Executive Summary: The SPLADE paper addresses a key challenge in modern information retrieval: first-stage retrieval must balance high effectiveness against strict efficiency and scalability constraints. Traditional bag-of-words models such as BM25 are fast and interpretable via inverted indexes but suffer from vocabulary mismatch. Dense neural retrievers based on BERT have recently surpassed them in accuracy, yet they require approximate nearest-neighbor search, cannot perform exact term matching, and complicate production deployment.

The authors set out to create a sparse lexical model that learns both term importance and expansion terms directly from BERT, while enforcing sparsity through explicit regularization so that retrieval remains possible with standard inverted indexes.

They start from the SparTerm architecture, replace the original ReLU activation with a log-saturation function, discard its two-stage gating procedure, and train the model end-to-end on the MS MARCO passage collection using in-batch negatives plus a FLOPS regularizer that directly penalizes expected retrieval cost. The same regularization weights can be adjusted at training time to trace the effectiveness-efficiency frontier. Experiments were run on the full MS MARCO dev set (approximately 7 000 queries) and TREC DL 2019 (43 queries), with results compared against BM25, DeepCT, doc2query-T5, the original SparTerm, ANCE, and TCT-ColBERT.

EXCERPTED DATA:
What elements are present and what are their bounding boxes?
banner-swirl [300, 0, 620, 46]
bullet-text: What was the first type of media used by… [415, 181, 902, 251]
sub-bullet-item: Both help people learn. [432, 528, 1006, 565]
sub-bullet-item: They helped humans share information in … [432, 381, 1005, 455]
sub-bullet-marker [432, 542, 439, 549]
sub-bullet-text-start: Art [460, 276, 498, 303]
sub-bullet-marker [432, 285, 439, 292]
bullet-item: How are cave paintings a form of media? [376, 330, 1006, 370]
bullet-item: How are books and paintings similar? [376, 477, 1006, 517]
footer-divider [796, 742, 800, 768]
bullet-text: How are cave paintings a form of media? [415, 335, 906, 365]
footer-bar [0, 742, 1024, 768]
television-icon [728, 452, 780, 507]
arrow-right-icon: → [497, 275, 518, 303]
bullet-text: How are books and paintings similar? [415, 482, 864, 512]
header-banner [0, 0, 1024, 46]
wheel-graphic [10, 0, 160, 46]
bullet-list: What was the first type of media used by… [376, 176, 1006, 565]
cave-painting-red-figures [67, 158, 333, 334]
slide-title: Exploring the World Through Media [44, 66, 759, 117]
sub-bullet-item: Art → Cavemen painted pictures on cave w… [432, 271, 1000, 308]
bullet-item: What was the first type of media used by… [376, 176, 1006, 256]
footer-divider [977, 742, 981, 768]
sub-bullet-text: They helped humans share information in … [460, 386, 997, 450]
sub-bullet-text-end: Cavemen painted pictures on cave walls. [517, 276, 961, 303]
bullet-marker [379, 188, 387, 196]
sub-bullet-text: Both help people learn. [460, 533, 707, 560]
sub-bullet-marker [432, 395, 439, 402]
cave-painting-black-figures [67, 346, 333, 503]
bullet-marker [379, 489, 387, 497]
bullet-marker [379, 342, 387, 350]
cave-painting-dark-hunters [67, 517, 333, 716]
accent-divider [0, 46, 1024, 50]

GIVEN PROBLEM A:
Translate this sentence from the SPLADE summary into Spanish: "The same regularization weights can be adjusted at training time to trace the effectiveness-efficiency frontier."
GIVEN PROBLEM B:
Name every system that the SPLADE summary says the results were compared against.
GIVEN PROBLEM C:
From the SPLADE summary, quote the stretch from "They start from" through "ANCE, and TCT-ColBERT.".

FULL ANSWER A:
Los mismos pesos de regularización pueden ajustarse durante el entrenamiento para trazar la frontera entre eficacia y eficiencia.

FULL ANSWER B:
BM25, DeepCT, doc2query-T5, the original SparTerm, ANCE, TCT-ColBERT

FULL ANSWER C:
They start from the SparTerm architecture, replace the original ReLU activation with a log-saturation function, discard its two-stage gating procedure, and train the model end-to-end on the MS MARCO passage collection using in-batch negatives plus a FLOPS regularizer that directly penalizes expected retrieval cost. The same regularization weights can be adjusted at training time to trace the effectiveness-efficiency frontier. Experiments were run on the full MS MARCO dev set (approximately 7 000 queries) and TREC DL 2019 (43 queries), with results compared against BM25, DeepCT, doc2query-T5, the original SparTerm, ANCE, and TCT-ColBERT.